Problem details – From the entries below, copy out every line with "text" in it.

Working data –
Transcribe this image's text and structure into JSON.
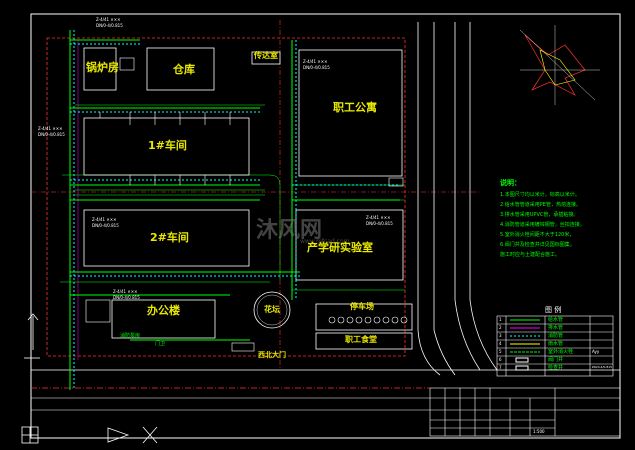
{
  "buildings": {
    "boiler": "锅炉房",
    "warehouse": "仓库",
    "gatehouse": "传达室",
    "staff_apartment": "职工公寓",
    "workshop1": "1#车间",
    "workshop2": "2#车间",
    "research": "产学研实验室",
    "office": "办公楼",
    "fountain": "花坛",
    "parking_area": "停车场",
    "staff_canteen": "职工食堂",
    "gate": "西北大门"
  },
  "small_labels": {
    "pipe1": "Z-4/41 ✕✕✕",
    "pipe1b": "DN/0-4/0.815",
    "pipe2": "Z-4/41 ✕✕✕",
    "pipe2b": "DN/0-4/0.815",
    "pipe3": "Z-4/41 ✕✕✕",
    "pipe3b": "DN/0-4/0.815",
    "pipe4": "Z-4/41 ✕✕✕",
    "pipe4b": "DN/0-4/0.815",
    "pipe5": "Z-4/41 ✕✕✕",
    "pipe5b": "DN/0-4/0.815",
    "pipe6": "Z-4/41 ✕✕✕",
    "pipe6b": "DN/0-4/0.815",
    "south_a": "消防泵房",
    "south_b": "门卫"
  },
  "notes": {
    "heading": "说明：",
    "lines": [
      "1.本图尺寸均以米计，标高以米计。",
      "2.给水管管道采用PE管，热熔连接。",
      "3.排水管采用UPVC管，承插粘接。",
      "4.消防管道采用镀锌钢管，丝扣连接。",
      "5.室外消火栓间距不大于120米，",
      "6.阀门井及检查井详见国标图集，",
      "  施工时应与土建配合施工。"
    ]
  },
  "legend": {
    "title": "图 例",
    "rows": [
      {
        "n": "1",
        "desc": "给水管"
      },
      {
        "n": "2",
        "desc": "排水管"
      },
      {
        "n": "3",
        "desc": "消防管"
      },
      {
        "n": "4",
        "desc": "雨水管"
      },
      {
        "n": "5",
        "desc": "室外消火栓",
        "extra": "Ayy"
      },
      {
        "n": "6",
        "desc": "阀门井"
      },
      {
        "n": "7",
        "desc": "检查井",
        "extra": "DN/0-4/0.815"
      }
    ]
  },
  "title_block": {
    "cells": [
      "",
      "",
      "",
      "",
      "",
      "",
      "",
      "",
      "",
      ""
    ],
    "scale": "1:500"
  },
  "watermark": {
    "text": "沐风网",
    "url": "www.mfcad.com"
  },
  "colors": {
    "wall": "#ff3030",
    "building": "#ffffff",
    "pipe_green": "#00ff00",
    "pipe_cyan": "#00ffff",
    "road": "#ffffff",
    "text": "#e8e800"
  }
}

Written solution –
Transcribe this image's text and structure into JSON.
    "text": "沐风网",
    "text": "#e8e800"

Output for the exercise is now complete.